### PROVIDED DATA
= = = =

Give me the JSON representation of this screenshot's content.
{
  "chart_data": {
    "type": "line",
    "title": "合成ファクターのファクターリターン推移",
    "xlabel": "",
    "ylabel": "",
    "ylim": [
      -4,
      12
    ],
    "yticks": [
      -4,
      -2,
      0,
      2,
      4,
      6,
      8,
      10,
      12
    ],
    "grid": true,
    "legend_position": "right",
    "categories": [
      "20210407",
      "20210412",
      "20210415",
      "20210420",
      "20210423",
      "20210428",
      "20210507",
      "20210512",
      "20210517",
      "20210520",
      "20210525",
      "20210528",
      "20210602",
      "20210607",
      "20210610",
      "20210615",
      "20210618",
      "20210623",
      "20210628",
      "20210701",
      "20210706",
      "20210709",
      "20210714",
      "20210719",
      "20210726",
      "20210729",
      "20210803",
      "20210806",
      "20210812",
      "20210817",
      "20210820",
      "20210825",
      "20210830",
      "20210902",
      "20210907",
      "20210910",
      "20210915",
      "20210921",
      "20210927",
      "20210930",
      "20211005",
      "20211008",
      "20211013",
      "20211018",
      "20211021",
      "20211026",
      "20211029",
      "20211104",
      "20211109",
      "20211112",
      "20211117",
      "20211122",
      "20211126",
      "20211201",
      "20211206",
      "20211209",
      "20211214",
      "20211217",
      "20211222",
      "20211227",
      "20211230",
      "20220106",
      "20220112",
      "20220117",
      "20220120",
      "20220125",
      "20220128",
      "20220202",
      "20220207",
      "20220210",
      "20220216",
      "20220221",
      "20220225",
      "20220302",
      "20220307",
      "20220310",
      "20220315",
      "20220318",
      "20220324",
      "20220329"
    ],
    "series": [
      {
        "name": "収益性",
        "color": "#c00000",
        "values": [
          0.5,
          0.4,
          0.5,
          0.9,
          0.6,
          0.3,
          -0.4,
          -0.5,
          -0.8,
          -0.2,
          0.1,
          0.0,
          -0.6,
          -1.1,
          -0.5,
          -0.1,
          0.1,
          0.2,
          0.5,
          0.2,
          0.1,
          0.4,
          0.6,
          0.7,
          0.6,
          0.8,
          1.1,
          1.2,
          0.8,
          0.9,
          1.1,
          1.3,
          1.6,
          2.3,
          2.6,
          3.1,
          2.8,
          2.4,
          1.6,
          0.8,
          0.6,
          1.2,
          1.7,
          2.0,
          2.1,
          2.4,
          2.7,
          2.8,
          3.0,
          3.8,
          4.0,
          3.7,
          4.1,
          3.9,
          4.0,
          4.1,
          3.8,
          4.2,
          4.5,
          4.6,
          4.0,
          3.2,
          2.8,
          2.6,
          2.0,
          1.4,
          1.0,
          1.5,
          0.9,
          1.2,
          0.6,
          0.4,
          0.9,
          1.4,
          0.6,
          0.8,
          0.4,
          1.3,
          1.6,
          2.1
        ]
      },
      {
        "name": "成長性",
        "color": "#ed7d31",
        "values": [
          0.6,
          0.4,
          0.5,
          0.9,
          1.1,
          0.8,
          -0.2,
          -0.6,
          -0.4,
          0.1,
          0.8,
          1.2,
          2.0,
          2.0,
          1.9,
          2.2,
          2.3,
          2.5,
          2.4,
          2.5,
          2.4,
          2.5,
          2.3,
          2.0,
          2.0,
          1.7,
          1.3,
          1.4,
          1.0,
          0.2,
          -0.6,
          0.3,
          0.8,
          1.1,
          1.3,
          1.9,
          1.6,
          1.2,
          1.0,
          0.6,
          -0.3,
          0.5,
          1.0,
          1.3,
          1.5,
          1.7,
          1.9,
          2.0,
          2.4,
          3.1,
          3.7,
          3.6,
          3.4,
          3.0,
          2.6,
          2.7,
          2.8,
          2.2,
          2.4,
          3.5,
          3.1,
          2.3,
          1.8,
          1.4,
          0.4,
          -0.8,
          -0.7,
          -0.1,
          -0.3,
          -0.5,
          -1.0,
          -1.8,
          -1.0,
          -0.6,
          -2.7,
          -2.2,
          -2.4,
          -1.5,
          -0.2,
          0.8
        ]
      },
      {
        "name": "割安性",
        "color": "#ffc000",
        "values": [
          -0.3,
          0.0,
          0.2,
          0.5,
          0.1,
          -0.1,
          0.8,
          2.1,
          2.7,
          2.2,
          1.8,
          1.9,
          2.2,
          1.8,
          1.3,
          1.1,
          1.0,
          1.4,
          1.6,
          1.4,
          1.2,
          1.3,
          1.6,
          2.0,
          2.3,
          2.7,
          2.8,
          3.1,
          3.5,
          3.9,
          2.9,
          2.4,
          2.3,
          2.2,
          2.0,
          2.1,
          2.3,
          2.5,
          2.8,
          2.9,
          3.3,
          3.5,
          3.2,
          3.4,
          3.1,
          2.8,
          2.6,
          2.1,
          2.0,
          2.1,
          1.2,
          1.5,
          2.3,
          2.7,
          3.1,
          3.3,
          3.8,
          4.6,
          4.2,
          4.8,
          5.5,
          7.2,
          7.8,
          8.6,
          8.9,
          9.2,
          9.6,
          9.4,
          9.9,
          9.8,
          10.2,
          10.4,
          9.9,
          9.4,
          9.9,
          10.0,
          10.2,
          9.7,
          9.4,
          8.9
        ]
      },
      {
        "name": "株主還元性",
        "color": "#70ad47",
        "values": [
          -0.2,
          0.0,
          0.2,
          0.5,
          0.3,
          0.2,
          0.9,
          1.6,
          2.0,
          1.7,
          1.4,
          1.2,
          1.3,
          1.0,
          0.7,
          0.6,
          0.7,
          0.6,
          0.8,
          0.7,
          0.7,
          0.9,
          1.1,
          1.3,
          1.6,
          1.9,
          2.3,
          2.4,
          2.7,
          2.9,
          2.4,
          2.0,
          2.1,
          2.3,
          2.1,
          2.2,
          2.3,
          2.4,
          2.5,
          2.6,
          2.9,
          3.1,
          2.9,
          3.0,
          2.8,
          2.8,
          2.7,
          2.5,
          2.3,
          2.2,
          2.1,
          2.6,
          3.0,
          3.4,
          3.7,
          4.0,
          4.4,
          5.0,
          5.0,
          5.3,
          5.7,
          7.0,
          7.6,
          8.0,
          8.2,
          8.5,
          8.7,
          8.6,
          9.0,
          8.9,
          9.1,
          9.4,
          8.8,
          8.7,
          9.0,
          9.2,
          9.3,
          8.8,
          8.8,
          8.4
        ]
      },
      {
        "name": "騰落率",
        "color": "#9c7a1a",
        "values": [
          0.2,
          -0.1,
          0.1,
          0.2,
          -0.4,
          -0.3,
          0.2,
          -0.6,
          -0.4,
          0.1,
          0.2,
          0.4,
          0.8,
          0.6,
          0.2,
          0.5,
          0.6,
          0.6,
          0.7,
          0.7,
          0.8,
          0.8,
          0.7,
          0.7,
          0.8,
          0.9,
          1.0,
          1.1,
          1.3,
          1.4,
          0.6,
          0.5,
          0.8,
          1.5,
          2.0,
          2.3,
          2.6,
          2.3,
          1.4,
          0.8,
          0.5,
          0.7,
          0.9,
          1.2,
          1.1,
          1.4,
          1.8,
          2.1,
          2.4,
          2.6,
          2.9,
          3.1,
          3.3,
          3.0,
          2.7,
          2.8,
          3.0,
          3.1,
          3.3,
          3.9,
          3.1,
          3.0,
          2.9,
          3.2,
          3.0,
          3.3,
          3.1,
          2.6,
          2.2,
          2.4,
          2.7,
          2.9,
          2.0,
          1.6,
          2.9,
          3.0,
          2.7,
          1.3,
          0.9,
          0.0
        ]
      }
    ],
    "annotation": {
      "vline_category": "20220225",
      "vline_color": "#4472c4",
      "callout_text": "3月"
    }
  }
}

= = = =

### GOAL
Only the number is wanted: how many lines of the material contain the word "name"?

### COMPLETE ANSWER
5